→ Brief:
Your task is to restate the data word for word.

# start of Data lines

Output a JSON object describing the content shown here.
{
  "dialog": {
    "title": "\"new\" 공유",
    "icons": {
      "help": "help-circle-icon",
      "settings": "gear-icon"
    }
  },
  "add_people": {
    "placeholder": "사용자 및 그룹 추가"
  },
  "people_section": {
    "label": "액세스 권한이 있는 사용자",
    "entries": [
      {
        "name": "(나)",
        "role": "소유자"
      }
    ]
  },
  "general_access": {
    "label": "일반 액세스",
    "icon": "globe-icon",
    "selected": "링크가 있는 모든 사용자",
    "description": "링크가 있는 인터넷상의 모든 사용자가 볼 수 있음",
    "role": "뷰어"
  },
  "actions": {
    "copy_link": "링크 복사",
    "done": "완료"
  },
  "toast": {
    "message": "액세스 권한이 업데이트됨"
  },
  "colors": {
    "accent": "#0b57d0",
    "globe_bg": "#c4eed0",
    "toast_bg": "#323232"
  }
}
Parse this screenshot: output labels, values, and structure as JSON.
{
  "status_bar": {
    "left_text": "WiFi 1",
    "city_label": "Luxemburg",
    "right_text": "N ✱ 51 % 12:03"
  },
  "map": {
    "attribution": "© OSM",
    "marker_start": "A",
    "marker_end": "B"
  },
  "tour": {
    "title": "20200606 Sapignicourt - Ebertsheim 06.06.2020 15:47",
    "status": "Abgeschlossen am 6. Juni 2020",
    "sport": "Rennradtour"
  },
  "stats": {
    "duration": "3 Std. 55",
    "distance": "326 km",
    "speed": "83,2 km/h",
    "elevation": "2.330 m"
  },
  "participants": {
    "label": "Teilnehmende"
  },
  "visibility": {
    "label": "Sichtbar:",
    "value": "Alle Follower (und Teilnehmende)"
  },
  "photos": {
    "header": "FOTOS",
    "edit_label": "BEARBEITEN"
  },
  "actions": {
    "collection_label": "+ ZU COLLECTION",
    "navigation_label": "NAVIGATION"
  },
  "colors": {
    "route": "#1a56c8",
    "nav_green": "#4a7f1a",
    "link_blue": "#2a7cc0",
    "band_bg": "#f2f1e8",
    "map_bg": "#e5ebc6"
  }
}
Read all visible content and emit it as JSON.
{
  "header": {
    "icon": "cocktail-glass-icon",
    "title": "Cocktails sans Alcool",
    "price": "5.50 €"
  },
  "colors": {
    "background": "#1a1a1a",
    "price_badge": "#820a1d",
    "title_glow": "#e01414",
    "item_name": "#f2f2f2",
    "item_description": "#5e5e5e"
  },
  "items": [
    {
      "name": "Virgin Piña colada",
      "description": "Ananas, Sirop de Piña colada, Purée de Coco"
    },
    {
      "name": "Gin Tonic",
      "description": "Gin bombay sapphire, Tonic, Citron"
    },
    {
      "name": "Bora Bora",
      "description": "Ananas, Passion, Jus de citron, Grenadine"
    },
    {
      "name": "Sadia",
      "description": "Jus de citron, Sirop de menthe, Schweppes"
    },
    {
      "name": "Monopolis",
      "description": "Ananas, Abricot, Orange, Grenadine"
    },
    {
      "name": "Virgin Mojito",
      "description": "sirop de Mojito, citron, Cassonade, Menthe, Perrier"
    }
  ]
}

# end of Data lines

→ Answer to this exercise:
Output a JSON object describing the content shown here.
{
  "dialog": {
    "title": "\"new\" 공유",
    "icons": {
      "help": "help-circle-icon",
      "settings": "gear-icon"
    }
  },
  "add_people": {
    "placeholder": "사용자 및 그룹 추가"
  },
  "people_section": {
    "label": "액세스 권한이 있는 사용자",
    "entries": [
      {
        "name": "(나)",
        "role": "소유자"
      }
    ]
  },
  "general_access": {
    "label": "일반 액세스",
    "icon": "globe-icon",
    "selected": "링크가 있는 모든 사용자",
    "description": "링크가 있는 인터넷상의 모든 사용자가 볼 수 있음",
    "role": "뷰어"
  },
  "actions": {
    "copy_link": "링크 복사",
    "done": "완료"
  },
  "toast": {
    "message": "액세스 권한이 업데이트됨"
  },
  "colors": {
    "accent": "#0b57d0",
    "globe_bg": "#c4eed0",
    "toast_bg": "#323232"
  }
}
Parse this screenshot: output labels, values, and structure as JSON.
{
  "status_bar": {
    "left_text": "WiFi 1",
    "city_label": "Luxemburg",
    "right_text": "N ✱ 51 % 12:03"
  },
  "map": {
    "attribution": "© OSM",
    "marker_start": "A",
    "marker_end": "B"
  },
  "tour": {
    "title": "20200606 Sapignicourt - Ebertsheim 06.06.2020 15:47",
    "status": "Abgeschlossen am 6. Juni 2020",
    "sport": "Rennradtour"
  },
  "stats": {
    "duration": "3 Std. 55",
    "distance": "326 km",
    "speed": "83,2 km/h",
    "elevation": "2.330 m"
  },
  "participants": {
    "label": "Teilnehmende"
  },
  "visibility": {
    "label": "Sichtbar:",
    "value": "Alle Follower (und Teilnehmende)"
  },
  "photos": {
    "header": "FOTOS",
    "edit_label": "BEARBEITEN"
  },
  "actions": {
    "collection_label": "+ ZU COLLECTION",
    "navigation_label": "NAVIGATION"
  },
  "colors": {
    "route": "#1a56c8",
    "nav_green": "#4a7f1a",
    "link_blue": "#2a7cc0",
    "band_bg": "#f2f1e8",
    "map_bg": "#e5ebc6"
  }
}
Read all visible content and emit it as JSON.
{
  "header": {
    "icon": "cocktail-glass-icon",
    "title": "Cocktails sans Alcool",
    "price": "5.50 €"
  },
  "colors": {
    "background": "#1a1a1a",
    "price_badge": "#820a1d",
    "title_glow": "#e01414",
    "item_name": "#f2f2f2",
    "item_description": "#5e5e5e"
  },
  "items": [
    {
      "name": "Virgin Piña colada",
      "description": "Ananas, Sirop de Piña colada, Purée de Coco"
    },
    {
      "name": "Gin Tonic",
      "description": "Gin bombay sapphire, Tonic, Citron"
    },
    {
      "name": "Bora Bora",
      "description": "Ananas, Passion, Jus de citron, Grenadine"
    },
    {
      "name": "Sadia",
      "description": "Jus de citron, Sirop de menthe, Schweppes"
    },
    {
      "name": "Monopolis",
      "description": "Ananas, Abricot, Orange, Grenadine"
    },
    {
      "name": "Virgin Mojito",
      "description": "sirop de Mojito, citron, Cassonade, Menthe, Perrier"
    }
  ]
}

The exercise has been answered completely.